═════ DATASET EXTRACT

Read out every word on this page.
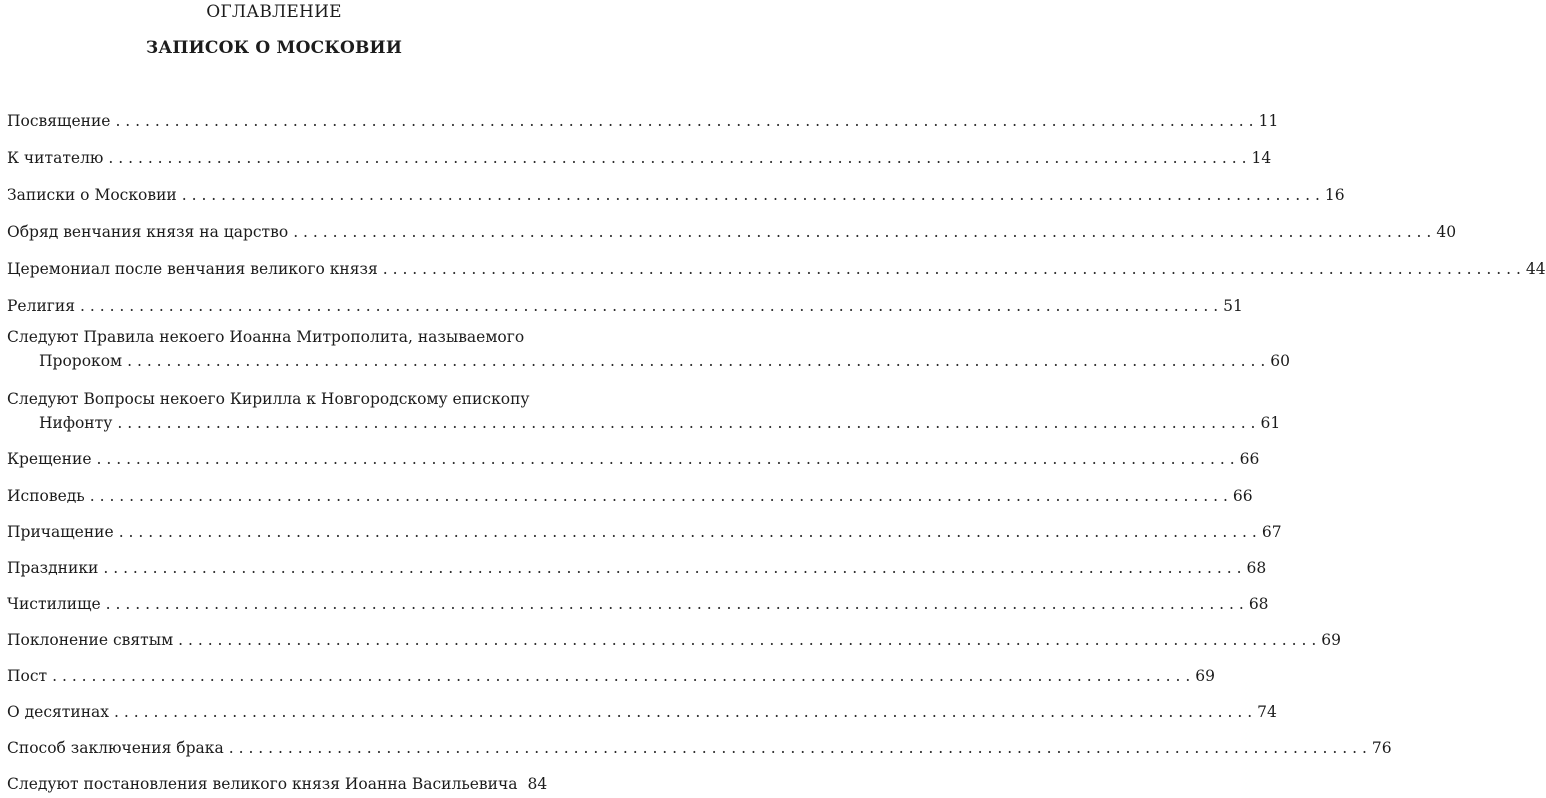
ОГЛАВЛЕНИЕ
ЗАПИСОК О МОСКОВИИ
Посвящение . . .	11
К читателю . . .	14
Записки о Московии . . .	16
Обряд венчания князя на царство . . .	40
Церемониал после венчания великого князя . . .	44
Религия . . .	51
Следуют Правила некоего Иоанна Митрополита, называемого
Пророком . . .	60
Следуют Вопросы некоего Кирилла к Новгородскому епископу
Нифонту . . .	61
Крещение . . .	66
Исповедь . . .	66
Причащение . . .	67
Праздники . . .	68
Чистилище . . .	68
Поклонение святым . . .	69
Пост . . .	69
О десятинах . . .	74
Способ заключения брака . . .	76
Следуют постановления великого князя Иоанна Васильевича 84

══════════
═════ DATASET EXTRACT

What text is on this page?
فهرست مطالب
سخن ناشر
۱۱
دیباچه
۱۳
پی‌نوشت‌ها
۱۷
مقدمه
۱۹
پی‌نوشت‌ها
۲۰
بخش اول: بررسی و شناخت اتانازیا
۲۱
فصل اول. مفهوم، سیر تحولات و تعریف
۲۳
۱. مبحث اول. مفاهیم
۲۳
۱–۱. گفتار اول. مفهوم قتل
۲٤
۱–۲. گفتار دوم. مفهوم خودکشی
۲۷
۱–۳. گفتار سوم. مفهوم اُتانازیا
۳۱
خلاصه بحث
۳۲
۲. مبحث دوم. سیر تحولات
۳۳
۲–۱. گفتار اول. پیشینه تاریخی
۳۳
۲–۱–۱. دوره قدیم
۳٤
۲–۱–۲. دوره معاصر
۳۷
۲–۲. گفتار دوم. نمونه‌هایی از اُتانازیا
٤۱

══════════

Gather every line containing the word "page" and copy it.

Read out every word on this page.
What text is on this page?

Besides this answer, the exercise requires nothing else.